### PROBLEM TO WORK ON
How many lines of the records hold the string "Budget"? Reply with the number alone.

↓↓↓

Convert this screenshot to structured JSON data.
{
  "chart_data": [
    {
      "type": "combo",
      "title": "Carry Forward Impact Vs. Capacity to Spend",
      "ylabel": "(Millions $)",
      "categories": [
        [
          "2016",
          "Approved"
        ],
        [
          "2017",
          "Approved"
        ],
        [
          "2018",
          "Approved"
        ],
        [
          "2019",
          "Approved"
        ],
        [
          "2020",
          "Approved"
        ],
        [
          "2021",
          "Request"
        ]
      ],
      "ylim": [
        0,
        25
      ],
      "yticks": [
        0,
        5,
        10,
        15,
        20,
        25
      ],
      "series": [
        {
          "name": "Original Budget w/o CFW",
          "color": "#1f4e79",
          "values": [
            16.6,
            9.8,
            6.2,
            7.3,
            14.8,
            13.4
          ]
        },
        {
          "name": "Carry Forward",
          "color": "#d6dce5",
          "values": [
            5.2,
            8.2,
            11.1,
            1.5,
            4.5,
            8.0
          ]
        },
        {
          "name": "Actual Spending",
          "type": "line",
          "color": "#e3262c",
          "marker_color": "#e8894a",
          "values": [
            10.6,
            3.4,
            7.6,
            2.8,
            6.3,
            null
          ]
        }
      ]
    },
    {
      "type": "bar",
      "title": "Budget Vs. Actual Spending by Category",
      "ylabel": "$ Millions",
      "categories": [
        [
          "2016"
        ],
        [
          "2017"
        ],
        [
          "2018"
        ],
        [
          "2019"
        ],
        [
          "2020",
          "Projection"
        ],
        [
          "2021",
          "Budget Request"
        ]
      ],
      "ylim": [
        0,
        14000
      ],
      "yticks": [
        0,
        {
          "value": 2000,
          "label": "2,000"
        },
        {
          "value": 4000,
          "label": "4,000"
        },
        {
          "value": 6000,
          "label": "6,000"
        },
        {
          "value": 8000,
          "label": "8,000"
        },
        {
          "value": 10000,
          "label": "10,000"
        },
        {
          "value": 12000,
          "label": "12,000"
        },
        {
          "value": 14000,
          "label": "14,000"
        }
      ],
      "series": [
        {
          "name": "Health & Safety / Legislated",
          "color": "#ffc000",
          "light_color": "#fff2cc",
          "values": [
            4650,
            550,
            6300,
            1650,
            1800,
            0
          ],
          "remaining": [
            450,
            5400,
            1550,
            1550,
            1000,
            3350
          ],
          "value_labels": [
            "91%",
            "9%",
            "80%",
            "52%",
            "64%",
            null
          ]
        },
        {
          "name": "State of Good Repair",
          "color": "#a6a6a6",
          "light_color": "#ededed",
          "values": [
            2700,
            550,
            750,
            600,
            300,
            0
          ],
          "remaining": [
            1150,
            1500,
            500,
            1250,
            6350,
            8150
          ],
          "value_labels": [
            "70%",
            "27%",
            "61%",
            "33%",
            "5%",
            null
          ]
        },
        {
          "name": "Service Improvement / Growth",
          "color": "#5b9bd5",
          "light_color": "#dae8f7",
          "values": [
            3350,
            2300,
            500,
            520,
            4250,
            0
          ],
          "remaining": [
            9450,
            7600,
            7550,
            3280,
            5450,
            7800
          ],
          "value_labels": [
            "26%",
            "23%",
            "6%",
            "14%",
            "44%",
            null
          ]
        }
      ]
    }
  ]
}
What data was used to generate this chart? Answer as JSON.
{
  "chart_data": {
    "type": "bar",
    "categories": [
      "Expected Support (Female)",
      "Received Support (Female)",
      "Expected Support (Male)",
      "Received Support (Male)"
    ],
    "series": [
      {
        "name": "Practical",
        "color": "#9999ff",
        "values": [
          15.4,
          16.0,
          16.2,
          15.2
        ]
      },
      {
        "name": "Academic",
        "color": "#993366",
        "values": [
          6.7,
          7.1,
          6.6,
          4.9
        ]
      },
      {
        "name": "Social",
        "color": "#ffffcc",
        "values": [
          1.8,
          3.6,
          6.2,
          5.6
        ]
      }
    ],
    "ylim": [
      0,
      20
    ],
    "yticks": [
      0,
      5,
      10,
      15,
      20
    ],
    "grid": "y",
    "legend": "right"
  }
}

↑↑↑

### ANSWER FOR THIS EXERCISE
3